▶ _SOURCE EXCERPT_
— start —

Since its inception, R-CNN has undergone several developments and iterations: Fast R-CNN,
Faster R-CNN and Mask R-CNN [83–85]. The improvement of Fast R-CNN is the design of a
pooling layer structure for the region of interest (ROI). The pooling stage effectively solves the
R-CNN operation that crops and scales image regions to the same size, speeding up the algorithm.
Faster R-CNN replaces the selective search method with the region proposal network (RPN) [84].
The selection and judgment of candidate frames are handed over to the RPN for processing, and
candidate regions are subjected to multi-task loss-based classification and localisation processes.

Several CNN-based object detection frameworks have recently emerged that can run faster, have
a higher detection accuracy, produce cleaner results and are easier to develop. Compared to the
Faster R-CNN model, the You Only Look Once (YOLO) model can better detect smaller objects,
that is, traffic lights at a distance [86], which is important when detecting objects in satellite images.

— end —

▶ _STORED ROWS_
— start —

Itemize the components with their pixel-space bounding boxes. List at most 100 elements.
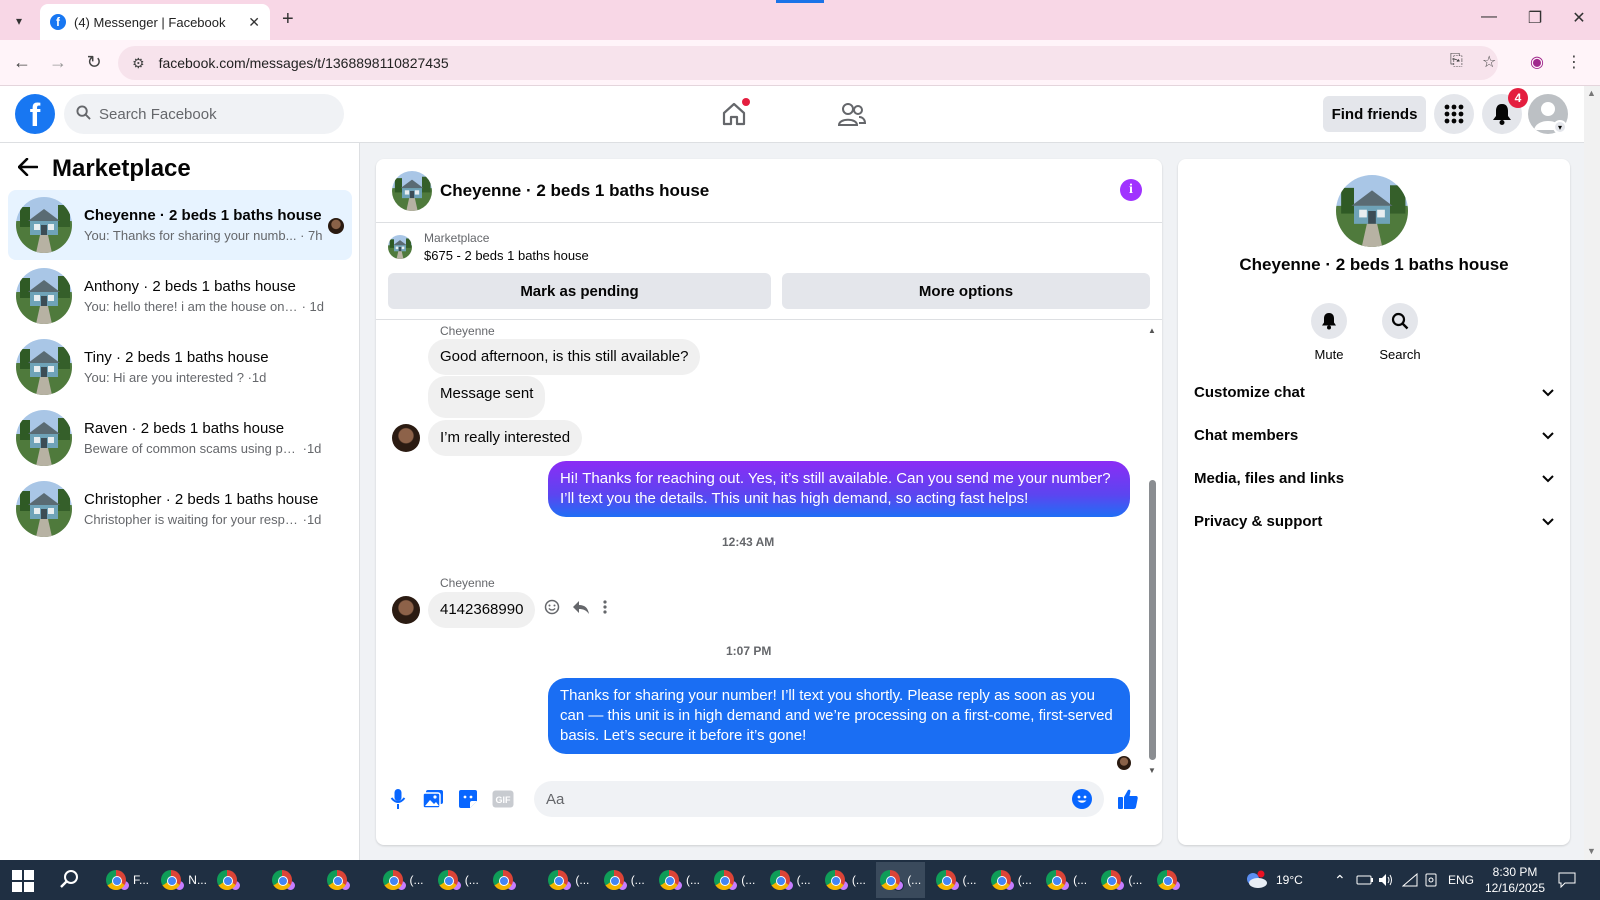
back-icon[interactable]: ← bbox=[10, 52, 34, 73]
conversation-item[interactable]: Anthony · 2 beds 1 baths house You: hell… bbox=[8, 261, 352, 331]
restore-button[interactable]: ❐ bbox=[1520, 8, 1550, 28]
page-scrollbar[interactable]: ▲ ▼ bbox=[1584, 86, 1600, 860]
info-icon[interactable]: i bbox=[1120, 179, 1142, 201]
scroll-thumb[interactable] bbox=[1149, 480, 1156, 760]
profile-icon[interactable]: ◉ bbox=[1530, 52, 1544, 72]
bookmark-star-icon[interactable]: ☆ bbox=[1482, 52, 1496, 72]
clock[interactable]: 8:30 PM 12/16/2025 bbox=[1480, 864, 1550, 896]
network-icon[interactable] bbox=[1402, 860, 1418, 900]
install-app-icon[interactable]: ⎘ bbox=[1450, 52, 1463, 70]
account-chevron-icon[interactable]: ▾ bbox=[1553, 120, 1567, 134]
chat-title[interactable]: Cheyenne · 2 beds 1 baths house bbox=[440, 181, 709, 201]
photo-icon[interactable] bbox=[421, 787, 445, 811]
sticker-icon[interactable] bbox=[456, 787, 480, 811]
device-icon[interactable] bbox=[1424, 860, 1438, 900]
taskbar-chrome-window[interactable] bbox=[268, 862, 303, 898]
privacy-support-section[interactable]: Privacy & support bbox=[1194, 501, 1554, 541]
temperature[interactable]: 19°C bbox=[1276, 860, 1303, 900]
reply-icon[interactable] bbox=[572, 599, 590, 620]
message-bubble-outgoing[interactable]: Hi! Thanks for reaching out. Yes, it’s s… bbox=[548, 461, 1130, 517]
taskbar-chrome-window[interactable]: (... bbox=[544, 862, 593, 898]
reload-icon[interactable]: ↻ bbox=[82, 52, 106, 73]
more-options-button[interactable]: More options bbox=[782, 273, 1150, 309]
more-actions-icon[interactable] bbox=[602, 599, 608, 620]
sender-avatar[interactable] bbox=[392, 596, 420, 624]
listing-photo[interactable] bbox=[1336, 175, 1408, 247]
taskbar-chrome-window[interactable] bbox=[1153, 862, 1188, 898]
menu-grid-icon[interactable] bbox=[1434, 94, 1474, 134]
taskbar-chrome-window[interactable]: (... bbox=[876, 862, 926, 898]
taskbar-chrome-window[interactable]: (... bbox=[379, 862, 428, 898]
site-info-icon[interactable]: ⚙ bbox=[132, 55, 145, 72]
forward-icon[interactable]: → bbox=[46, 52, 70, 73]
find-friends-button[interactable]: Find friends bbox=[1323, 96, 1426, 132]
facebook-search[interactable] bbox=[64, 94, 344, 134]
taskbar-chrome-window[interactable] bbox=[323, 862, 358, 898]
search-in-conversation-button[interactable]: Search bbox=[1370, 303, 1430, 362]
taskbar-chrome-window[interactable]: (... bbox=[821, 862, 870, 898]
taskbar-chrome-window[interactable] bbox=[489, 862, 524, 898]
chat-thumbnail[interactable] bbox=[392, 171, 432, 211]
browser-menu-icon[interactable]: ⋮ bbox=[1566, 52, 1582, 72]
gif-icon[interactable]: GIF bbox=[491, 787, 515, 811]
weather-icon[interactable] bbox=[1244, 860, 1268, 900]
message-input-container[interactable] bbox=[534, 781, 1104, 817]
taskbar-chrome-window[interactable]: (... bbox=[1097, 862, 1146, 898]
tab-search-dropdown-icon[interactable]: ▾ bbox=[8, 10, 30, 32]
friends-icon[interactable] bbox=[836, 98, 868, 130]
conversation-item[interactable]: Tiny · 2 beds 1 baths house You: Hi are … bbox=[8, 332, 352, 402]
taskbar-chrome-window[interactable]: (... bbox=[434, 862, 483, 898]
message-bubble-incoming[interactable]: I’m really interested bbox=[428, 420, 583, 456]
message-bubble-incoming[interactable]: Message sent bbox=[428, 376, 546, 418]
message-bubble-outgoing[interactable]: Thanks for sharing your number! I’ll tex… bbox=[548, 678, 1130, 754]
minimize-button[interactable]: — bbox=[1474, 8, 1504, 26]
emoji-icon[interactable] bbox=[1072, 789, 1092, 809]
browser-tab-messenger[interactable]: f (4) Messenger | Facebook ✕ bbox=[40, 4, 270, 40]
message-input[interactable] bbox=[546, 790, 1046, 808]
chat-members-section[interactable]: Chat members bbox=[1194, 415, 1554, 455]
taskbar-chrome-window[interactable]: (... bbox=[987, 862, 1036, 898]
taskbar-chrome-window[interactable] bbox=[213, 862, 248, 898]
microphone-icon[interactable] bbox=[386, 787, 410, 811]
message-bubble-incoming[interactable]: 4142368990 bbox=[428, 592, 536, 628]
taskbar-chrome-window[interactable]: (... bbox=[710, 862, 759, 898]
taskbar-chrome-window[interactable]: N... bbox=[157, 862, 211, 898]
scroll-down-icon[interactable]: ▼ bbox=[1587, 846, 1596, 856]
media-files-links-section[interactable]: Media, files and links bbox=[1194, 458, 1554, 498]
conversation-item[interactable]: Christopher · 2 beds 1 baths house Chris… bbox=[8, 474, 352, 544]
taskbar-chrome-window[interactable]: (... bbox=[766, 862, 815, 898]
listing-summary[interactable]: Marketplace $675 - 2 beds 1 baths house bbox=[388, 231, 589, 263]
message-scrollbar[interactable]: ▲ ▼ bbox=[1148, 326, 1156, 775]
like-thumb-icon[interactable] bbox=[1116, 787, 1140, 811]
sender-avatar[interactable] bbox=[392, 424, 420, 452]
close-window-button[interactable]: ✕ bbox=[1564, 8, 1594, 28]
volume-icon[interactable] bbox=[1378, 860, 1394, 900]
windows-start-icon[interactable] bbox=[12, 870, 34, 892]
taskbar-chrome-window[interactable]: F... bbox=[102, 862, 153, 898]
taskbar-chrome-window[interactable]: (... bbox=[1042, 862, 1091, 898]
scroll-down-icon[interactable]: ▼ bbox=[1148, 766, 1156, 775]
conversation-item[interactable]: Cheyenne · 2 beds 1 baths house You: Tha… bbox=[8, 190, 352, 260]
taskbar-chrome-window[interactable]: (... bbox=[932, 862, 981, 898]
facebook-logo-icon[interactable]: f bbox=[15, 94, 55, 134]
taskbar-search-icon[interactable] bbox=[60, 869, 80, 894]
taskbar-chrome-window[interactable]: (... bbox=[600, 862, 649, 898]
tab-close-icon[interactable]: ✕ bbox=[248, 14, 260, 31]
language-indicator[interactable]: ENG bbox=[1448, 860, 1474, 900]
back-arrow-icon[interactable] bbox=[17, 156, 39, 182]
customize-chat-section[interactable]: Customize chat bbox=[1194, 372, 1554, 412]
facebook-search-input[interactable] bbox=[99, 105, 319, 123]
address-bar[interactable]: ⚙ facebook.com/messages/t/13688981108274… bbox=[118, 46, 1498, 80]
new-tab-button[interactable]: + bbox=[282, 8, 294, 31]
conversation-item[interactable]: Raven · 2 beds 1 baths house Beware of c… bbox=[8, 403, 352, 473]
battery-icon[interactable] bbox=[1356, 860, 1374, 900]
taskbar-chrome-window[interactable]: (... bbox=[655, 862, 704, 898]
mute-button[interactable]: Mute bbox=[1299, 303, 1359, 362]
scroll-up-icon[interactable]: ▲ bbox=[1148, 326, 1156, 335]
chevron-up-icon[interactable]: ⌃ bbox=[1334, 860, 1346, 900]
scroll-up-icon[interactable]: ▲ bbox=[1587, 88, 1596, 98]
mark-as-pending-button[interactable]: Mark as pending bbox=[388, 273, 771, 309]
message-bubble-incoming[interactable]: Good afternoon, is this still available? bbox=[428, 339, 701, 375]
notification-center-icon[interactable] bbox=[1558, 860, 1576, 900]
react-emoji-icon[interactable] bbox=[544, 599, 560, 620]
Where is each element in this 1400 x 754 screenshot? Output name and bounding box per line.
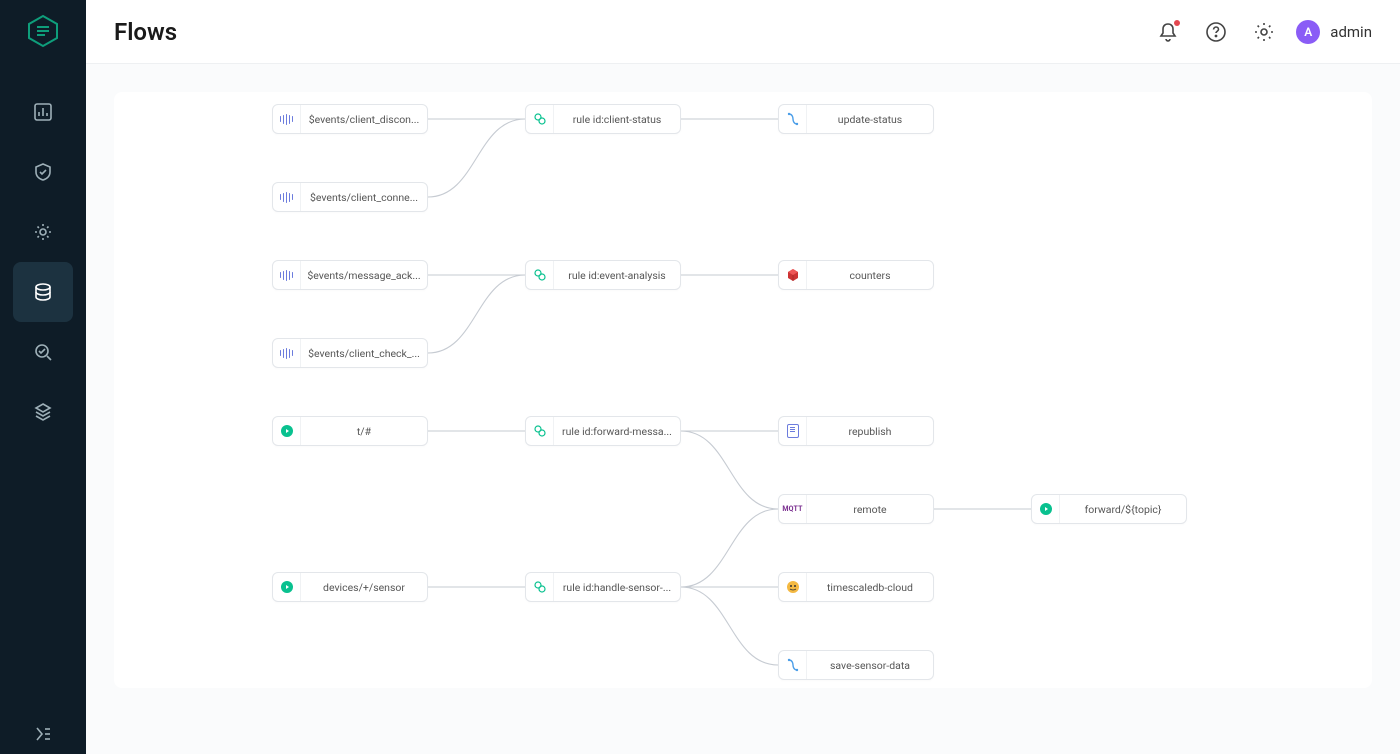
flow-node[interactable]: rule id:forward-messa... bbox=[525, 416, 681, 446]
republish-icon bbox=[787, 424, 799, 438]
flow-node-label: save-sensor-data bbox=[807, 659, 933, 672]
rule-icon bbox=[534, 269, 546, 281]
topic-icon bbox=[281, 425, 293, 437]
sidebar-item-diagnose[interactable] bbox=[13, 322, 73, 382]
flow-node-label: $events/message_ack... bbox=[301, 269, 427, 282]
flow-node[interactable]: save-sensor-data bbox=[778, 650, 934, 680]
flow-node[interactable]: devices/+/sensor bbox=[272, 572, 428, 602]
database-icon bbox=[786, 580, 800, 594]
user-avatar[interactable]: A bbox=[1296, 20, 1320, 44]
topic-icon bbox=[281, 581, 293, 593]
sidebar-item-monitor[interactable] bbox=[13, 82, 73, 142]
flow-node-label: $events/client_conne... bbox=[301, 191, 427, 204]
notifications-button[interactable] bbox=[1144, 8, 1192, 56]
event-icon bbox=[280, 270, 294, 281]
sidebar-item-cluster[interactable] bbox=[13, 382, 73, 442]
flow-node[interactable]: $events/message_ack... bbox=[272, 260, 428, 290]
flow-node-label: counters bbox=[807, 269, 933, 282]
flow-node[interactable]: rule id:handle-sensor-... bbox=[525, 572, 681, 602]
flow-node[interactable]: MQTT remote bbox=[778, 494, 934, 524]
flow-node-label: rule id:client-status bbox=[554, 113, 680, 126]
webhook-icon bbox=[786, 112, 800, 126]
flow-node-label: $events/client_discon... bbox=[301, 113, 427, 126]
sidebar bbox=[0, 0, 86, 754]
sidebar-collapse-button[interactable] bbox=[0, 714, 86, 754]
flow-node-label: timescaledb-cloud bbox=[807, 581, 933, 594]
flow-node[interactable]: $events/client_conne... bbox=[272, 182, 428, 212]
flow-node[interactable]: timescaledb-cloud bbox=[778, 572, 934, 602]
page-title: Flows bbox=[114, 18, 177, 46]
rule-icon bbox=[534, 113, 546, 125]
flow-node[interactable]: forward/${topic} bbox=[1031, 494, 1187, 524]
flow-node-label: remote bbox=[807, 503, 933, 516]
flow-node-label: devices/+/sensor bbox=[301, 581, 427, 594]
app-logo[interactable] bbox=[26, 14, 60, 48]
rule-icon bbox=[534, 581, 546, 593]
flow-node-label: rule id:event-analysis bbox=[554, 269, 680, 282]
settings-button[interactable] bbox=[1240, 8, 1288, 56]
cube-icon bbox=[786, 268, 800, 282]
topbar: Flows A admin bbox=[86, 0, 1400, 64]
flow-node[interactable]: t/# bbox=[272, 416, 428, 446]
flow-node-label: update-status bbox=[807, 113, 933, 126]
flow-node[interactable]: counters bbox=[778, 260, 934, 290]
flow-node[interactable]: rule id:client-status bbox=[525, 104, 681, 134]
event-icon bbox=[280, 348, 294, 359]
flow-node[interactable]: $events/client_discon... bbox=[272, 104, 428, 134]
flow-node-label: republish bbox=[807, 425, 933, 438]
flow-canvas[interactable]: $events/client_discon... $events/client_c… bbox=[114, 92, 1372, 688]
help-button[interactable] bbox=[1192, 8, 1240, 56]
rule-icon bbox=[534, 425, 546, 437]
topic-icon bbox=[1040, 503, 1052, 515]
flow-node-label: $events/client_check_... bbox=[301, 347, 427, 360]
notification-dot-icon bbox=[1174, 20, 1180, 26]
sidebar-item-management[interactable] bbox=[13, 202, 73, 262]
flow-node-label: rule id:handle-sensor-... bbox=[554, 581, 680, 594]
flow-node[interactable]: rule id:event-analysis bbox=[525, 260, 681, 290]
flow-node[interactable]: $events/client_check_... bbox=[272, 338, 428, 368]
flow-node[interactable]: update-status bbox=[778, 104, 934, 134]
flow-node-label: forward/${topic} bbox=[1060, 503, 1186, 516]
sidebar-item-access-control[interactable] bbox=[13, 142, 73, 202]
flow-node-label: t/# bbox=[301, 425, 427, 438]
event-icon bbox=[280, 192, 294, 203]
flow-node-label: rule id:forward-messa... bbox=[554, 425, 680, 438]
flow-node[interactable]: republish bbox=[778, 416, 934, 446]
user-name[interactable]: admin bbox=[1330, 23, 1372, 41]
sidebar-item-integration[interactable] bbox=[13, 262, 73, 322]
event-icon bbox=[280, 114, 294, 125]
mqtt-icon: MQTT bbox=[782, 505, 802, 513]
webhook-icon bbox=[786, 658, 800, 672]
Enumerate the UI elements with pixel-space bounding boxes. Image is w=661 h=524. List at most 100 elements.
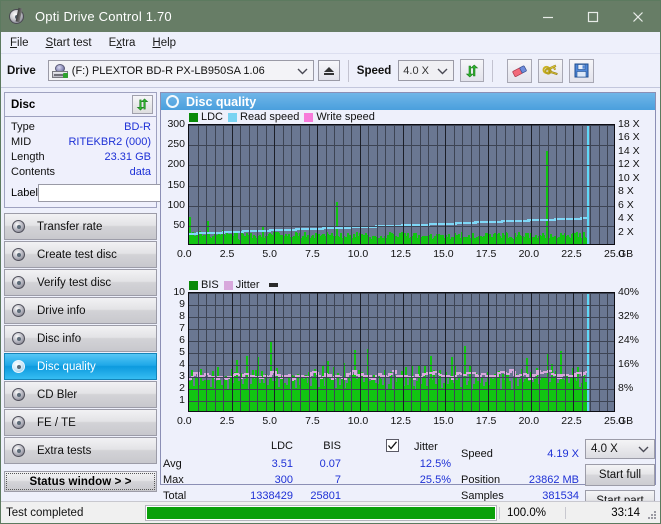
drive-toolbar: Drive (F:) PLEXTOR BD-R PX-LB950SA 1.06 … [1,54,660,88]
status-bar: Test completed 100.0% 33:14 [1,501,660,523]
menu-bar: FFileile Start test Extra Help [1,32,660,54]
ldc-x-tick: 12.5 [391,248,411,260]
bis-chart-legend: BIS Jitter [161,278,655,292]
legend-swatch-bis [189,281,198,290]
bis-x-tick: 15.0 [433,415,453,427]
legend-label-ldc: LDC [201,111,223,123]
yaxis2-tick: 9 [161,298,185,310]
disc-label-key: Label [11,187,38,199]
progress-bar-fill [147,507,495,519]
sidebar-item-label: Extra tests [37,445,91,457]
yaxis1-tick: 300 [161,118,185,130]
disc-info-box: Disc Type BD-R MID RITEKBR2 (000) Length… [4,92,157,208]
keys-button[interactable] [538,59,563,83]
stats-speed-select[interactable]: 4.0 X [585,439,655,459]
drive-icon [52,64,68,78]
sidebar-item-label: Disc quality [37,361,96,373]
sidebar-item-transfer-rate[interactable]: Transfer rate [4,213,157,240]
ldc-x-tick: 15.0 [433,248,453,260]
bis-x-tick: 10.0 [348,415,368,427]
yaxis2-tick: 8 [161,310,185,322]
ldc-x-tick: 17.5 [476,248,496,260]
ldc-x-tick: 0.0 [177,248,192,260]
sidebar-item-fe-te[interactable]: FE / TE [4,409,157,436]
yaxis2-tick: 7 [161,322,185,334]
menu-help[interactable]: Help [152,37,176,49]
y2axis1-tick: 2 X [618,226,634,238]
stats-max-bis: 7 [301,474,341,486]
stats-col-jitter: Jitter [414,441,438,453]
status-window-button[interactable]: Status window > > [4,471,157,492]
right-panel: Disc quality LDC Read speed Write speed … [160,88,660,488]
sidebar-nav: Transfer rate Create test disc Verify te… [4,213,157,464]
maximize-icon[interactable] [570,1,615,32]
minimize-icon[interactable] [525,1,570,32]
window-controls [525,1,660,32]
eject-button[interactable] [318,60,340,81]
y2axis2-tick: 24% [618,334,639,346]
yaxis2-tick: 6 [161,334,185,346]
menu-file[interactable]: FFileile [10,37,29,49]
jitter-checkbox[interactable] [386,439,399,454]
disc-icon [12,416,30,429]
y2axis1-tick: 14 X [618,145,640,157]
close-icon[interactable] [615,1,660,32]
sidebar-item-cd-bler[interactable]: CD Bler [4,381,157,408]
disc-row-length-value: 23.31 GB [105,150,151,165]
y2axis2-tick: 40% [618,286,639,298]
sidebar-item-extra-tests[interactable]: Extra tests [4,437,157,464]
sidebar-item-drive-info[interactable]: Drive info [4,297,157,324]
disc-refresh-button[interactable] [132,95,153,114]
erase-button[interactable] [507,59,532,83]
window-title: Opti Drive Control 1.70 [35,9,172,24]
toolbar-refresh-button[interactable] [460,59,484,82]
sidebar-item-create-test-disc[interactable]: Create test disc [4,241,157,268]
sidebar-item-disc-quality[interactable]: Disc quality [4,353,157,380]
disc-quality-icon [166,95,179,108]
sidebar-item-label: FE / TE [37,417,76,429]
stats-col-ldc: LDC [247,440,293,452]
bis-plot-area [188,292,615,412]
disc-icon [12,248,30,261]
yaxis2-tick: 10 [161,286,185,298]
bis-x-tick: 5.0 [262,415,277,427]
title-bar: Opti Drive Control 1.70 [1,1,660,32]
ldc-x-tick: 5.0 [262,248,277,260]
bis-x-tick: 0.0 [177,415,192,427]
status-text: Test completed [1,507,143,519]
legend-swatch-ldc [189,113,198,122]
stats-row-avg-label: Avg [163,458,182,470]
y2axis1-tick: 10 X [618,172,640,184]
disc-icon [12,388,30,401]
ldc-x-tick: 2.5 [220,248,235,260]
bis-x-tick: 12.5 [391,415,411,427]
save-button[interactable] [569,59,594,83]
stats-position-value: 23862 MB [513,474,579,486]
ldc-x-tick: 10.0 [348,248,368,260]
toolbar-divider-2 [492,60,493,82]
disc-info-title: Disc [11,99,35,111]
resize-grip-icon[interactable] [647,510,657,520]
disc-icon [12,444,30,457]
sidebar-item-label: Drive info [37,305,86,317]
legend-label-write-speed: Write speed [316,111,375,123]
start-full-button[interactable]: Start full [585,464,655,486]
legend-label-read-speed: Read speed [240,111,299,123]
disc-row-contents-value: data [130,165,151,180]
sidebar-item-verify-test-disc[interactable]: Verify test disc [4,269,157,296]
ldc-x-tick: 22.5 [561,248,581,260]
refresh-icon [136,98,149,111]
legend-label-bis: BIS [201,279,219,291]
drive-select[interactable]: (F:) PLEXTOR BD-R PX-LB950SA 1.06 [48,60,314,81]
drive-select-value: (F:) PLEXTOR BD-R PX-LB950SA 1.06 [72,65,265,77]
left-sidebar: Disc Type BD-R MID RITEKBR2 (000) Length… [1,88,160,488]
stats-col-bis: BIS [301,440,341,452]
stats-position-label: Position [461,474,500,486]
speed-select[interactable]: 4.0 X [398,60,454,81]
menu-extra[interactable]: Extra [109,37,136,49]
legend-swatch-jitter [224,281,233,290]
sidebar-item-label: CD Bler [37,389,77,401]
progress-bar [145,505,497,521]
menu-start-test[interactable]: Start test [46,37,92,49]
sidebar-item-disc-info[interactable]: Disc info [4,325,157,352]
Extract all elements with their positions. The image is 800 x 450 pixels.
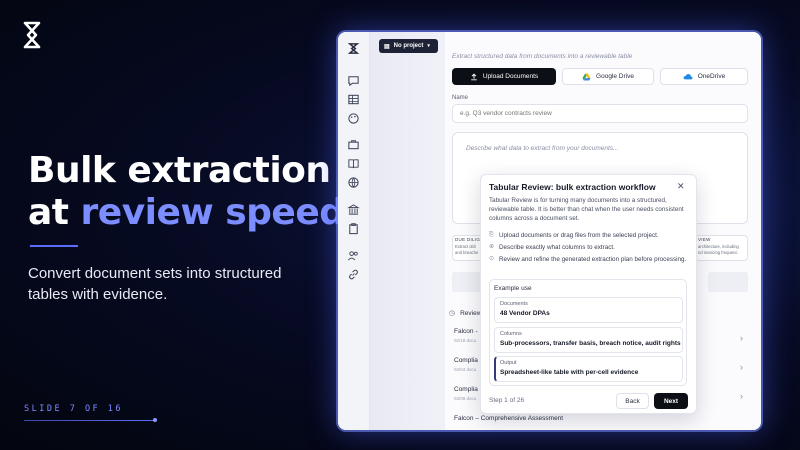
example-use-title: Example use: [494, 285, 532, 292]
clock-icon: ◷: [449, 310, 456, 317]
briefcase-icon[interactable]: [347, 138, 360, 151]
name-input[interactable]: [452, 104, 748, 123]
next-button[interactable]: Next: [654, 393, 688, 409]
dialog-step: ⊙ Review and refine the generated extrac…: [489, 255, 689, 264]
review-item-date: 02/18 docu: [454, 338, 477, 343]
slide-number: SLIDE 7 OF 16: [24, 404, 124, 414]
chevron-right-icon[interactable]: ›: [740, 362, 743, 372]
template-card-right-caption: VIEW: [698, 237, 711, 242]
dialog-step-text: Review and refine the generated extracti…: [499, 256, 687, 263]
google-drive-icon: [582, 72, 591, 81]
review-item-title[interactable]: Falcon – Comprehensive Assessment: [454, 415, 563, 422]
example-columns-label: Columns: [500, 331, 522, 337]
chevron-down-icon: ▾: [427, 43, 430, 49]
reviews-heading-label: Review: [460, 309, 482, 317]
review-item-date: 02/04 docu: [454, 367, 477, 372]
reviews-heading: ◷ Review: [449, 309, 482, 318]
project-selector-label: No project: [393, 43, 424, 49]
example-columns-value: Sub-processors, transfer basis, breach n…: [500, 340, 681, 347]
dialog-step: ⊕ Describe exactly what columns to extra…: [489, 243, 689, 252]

— end —

▶ _TASK_
Rewrite the object detection excerpt from "The selection and" up to and including "in satellite images.", putting "candidate boxes" wherever "candidate frames" appears.

▶ _SOLUTION BELOW_
The selection and judgment of candidate boxes are handed over to the RPN for processing, and
candidate regions are subjected to multi-task loss-based classification and localisation processes.

Several CNN-based object detection frameworks have recently emerged that can run faster, have
a higher detection accuracy, produce cleaner results and are easier to develop. Compared to the
Faster R-CNN model, the You Only Look Once (YOLO) model can better detect smaller objects,
that is, traffic lights at a distance [86], which is important when detecting objects in satellite images.